_What is needed_
Copy the data below exactly.
----------------------------------------
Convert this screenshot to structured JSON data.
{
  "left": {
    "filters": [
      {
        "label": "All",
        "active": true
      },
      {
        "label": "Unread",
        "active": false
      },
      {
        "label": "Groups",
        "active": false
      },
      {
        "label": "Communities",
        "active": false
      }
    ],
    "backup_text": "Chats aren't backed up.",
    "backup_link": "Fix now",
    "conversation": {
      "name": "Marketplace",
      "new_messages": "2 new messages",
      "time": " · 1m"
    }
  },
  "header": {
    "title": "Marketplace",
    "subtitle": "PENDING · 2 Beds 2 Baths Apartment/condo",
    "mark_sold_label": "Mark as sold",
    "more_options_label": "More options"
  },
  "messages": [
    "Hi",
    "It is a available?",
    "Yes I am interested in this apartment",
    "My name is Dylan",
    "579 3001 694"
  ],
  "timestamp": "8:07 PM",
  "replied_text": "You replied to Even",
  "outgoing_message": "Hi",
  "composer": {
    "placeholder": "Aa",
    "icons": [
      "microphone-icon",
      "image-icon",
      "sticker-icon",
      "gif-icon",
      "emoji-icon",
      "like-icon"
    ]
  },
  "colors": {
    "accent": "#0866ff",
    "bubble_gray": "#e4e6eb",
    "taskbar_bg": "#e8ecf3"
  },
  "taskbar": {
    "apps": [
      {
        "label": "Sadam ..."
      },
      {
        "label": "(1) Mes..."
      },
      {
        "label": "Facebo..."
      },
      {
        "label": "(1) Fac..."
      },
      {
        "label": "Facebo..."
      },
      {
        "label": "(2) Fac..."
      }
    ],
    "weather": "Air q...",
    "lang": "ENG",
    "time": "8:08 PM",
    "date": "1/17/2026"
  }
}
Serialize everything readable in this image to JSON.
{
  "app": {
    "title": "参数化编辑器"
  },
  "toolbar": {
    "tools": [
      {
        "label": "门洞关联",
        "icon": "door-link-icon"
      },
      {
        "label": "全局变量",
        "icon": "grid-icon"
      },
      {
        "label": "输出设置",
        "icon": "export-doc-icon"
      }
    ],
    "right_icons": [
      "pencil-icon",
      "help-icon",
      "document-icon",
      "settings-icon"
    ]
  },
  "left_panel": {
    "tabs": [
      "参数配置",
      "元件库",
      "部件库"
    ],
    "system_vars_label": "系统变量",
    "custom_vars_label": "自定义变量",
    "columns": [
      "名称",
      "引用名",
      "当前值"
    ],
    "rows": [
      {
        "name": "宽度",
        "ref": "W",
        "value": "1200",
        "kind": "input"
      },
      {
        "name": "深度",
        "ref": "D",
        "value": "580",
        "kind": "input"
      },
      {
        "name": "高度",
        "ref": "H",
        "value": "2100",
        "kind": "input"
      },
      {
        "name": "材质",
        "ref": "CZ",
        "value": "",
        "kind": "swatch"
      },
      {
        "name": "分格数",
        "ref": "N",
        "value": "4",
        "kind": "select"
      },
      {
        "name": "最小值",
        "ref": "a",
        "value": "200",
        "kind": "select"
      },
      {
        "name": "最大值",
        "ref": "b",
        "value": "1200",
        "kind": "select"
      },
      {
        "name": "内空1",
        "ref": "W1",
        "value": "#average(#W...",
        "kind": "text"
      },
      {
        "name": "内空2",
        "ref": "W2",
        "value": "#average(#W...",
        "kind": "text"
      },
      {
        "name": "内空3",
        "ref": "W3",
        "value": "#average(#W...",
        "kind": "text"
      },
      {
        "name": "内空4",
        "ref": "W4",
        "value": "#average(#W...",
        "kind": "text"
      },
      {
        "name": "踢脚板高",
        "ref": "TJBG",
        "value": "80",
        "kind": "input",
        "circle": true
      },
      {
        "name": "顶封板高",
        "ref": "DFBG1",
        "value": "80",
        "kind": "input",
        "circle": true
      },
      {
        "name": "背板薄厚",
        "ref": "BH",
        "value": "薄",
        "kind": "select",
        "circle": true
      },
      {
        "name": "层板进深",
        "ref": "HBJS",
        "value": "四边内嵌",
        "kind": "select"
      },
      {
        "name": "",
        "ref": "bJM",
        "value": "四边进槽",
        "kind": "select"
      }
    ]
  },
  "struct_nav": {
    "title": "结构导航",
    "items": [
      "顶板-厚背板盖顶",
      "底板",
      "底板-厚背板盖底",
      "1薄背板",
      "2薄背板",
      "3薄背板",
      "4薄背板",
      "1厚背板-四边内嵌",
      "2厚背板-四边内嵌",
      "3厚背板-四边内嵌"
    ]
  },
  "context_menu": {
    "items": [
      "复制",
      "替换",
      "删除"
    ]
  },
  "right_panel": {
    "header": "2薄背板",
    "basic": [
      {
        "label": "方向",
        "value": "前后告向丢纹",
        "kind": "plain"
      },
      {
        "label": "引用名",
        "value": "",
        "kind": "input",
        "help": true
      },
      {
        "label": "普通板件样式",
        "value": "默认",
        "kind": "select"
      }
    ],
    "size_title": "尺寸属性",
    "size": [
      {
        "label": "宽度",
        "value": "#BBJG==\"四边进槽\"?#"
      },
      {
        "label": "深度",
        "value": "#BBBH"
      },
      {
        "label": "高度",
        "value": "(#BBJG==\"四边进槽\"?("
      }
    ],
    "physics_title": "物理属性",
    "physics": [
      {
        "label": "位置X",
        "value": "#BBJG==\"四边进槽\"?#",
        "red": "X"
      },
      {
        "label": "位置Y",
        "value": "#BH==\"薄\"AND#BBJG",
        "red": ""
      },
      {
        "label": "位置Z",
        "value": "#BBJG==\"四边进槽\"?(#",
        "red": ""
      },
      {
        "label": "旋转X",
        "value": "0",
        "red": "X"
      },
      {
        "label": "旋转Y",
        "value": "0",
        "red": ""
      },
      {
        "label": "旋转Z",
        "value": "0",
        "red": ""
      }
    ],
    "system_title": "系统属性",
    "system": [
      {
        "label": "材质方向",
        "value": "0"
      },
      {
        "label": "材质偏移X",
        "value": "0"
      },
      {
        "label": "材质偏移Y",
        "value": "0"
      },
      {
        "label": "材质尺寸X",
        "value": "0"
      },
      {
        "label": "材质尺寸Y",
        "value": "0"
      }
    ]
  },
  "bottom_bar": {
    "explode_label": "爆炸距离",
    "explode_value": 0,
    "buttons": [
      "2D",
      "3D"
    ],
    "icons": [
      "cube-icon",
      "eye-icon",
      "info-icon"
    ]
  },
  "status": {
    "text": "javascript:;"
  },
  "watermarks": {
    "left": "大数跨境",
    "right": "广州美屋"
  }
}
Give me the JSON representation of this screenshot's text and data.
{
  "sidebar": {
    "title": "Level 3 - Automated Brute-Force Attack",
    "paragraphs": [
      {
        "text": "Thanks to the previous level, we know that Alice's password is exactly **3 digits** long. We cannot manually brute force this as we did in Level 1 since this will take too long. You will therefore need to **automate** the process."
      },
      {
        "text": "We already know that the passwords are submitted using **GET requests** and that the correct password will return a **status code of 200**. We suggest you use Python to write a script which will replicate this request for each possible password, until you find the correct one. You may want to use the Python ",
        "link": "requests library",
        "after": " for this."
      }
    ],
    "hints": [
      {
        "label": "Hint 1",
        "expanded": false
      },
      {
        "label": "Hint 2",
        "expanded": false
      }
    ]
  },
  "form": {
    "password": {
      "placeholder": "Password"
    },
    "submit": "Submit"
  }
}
----------------------------------------
_Correct response_
Convert this screenshot to structured JSON data.
{
  "left": {
    "filters": [
      {
        "label": "All",
        "active": true
      },
      {
        "label": "Unread",
        "active": false
      },
      {
        "label": "Groups",
        "active": false
      },
      {
        "label": "Communities",
        "active": false
      }
    ],
    "backup_text": "Chats aren't backed up.",
    "backup_link": "Fix now",
    "conversation": {
      "name": "Marketplace",
      "new_messages": "2 new messages",
      "time": " · 1m"
    }
  },
  "header": {
    "title": "Marketplace",
    "subtitle": "PENDING · 2 Beds 2 Baths Apartment/condo",
    "mark_sold_label": "Mark as sold",
    "more_options_label": "More options"
  },
  "messages": [
    "Hi",
    "It is a available?",
    "Yes I am interested in this apartment",
    "My name is Dylan",
    "579 3001 694"
  ],
  "timestamp": "8:07 PM",
  "replied_text": "You replied to Even",
  "outgoing_message": "Hi",
  "composer": {
    "placeholder": "Aa",
    "icons": [
      "microphone-icon",
      "image-icon",
      "sticker-icon",
      "gif-icon",
      "emoji-icon",
      "like-icon"
    ]
  },
  "colors": {
    "accent": "#0866ff",
    "bubble_gray": "#e4e6eb",
    "taskbar_bg": "#e8ecf3"
  },
  "taskbar": {
    "apps": [
      {
        "label": "Sadam ..."
      },
      {
        "label": "(1) Mes..."
      },
      {
        "label": "Facebo..."
      },
      {
        "label": "(1) Fac..."
      },
      {
        "label": "Facebo..."
      },
      {
        "label": "(2) Fac..."
      }
    ],
    "weather": "Air q...",
    "lang": "ENG",
    "time": "8:08 PM",
    "date": "1/17/2026"
  }
}
Serialize everything readable in this image to JSON.
{
  "app": {
    "title": "参数化编辑器"
  },
  "toolbar": {
    "tools": [
      {
        "label": "门洞关联",
        "icon": "door-link-icon"
      },
      {
        "label": "全局变量",
        "icon": "grid-icon"
      },
      {
        "label": "输出设置",
        "icon": "export-doc-icon"
      }
    ],
    "right_icons": [
      "pencil-icon",
      "help-icon",
      "document-icon",
      "settings-icon"
    ]
  },
  "left_panel": {
    "tabs": [
      "参数配置",
      "元件库",
      "部件库"
    ],
    "system_vars_label": "系统变量",
    "custom_vars_label": "自定义变量",
    "columns": [
      "名称",
      "引用名",
      "当前值"
    ],
    "rows": [
      {
        "name": "宽度",
        "ref": "W",
        "value": "1200",
        "kind": "input"
      },
      {
        "name": "深度",
        "ref": "D",
        "value": "580",
        "kind": "input"
      },
      {
        "name": "高度",
        "ref": "H",
        "value": "2100",
        "kind": "input"
      },
      {
        "name": "材质",
        "ref": "CZ",
        "value": "",
        "kind": "swatch"
      },
      {
        "name": "分格数",
        "ref": "N",
        "value": "4",
        "kind": "select"
      },
      {
        "name": "最小值",
        "ref": "a",
        "value": "200",
        "kind": "select"
      },
      {
        "name": "最大值",
        "ref": "b",
        "value": "1200",
        "kind": "select"
      },
      {
        "name": "内空1",
        "ref": "W1",
        "value": "#average(#W...",
        "kind": "text"
      },
      {
        "name": "内空2",
        "ref": "W2",
        "value": "#average(#W...",
        "kind": "text"
      },
      {
        "name": "内空3",
        "ref": "W3",
        "value": "#average(#W...",
        "kind": "text"
      },
      {
        "name": "内空4",
        "ref": "W4",
        "value": "#average(#W...",
        "kind": "text"
      },
      {
        "name": "踢脚板高",
        "ref": "TJBG",
        "value": "80",
        "kind": "input",
        "circle": true
      },
      {
        "name": "顶封板高",
        "ref": "DFBG1",
        "value": "80",
        "kind": "input",
        "circle": true
      },
      {
        "name": "背板薄厚",
        "ref": "BH",
        "value": "薄",
        "kind": "select",
        "circle": true
      },
      {
        "name": "层板进深",
        "ref": "HBJS",
        "value": "四边内嵌",
        "kind": "select"
      },
      {
        "name": "",
        "ref": "bJM",
        "value": "四边进槽",
        "kind": "select"
      }
    ]
  },
  "struct_nav": {
    "title": "结构导航",
    "items": [
      "顶板-厚背板盖顶",
      "底板",
      "底板-厚背板盖底",
      "1薄背板",
      "2薄背板",
      "3薄背板",
      "4薄背板",
      "1厚背板-四边内嵌",
      "2厚背板-四边内嵌",
      "3厚背板-四边内嵌"
    ]
  },
  "context_menu": {
    "items": [
      "复制",
      "替换",
      "删除"
    ]
  },
  "right_panel": {
    "header": "2薄背板",
    "basic": [
      {
        "label": "方向",
        "value": "前后告向丢纹",
        "kind": "plain"
      },
      {
        "label": "引用名",
        "value": "",
        "kind": "input",
        "help": true
      },
      {
        "label": "普通板件样式",
        "value": "默认",
        "kind": "select"
      }
    ],
    "size_title": "尺寸属性",
    "size": [
      {
        "label": "宽度",
        "value": "#BBJG==\"四边进槽\"?#"
      },
      {
        "label": "深度",
        "value": "#BBBH"
      },
      {
        "label": "高度",
        "value": "(#BBJG==\"四边进槽\"?("
      }
    ],
    "physics_title": "物理属性",
    "physics": [
      {
        "label": "位置X",
        "value": "#BBJG==\"四边进槽\"?#",
        "red": "X"
      },
      {
        "label": "位置Y",
        "value": "#BH==\"薄\"AND#BBJG",
        "red": ""
      },
      {
        "label": "位置Z",
        "value": "#BBJG==\"四边进槽\"?(#",
        "red": ""
      },
      {
        "label": "旋转X",
        "value": "0",
        "red": "X"
      },
      {
        "label": "旋转Y",
        "value": "0",
        "red": ""
      },
      {
        "label": "旋转Z",
        "value": "0",
        "red": ""
      }
    ],
    "system_title": "系统属性",
    "system": [
      {
        "label": "材质方向",
        "value": "0"
      },
      {
        "label": "材质偏移X",
        "value": "0"
      },
      {
        "label": "材质偏移Y",
        "value": "0"
      },
      {
        "label": "材质尺寸X",
        "value": "0"
      },
      {
        "label": "材质尺寸Y",
        "value": "0"
      }
    ]
  },
  "bottom_bar": {
    "explode_label": "爆炸距离",
    "explode_value": 0,
    "buttons": [
      "2D",
      "3D"
    ],
    "icons": [
      "cube-icon",
      "eye-icon",
      "info-icon"
    ]
  },
  "status": {
    "text": "javascript:;"
  },
  "watermarks": {
    "left": "大数跨境",
    "right": "广州美屋"
  }
}
Give me the JSON representation of this screenshot's text and data.
{
  "sidebar": {
    "title": "Level 3 - Automated Brute-Force Attack",
    "paragraphs": [
      {
        "text": "Thanks to the previous level, we know that Alice's password is exactly **3 digits** long. We cannot manually brute force this as we did in Level 1 since this will take too long. You will therefore need to **automate** the process."
      },
      {
        "text": "We already know that the passwords are submitted using **GET requests** and that the correct password will return a **status code of 200**. We suggest you use Python to write a script which will replicate this request for each possible password, until you find the correct one. You may want to use the Python ",
        "link": "requests library",
        "after": " for this."
      }
    ],
    "hints": [
      {
        "label": "Hint 1",
        "expanded": false
      },
      {
        "label": "Hint 2",
        "expanded": false
      }
    ]
  },
  "form": {
    "password": {
      "placeholder": "Password"
    },
    "submit": "Submit"
  }
}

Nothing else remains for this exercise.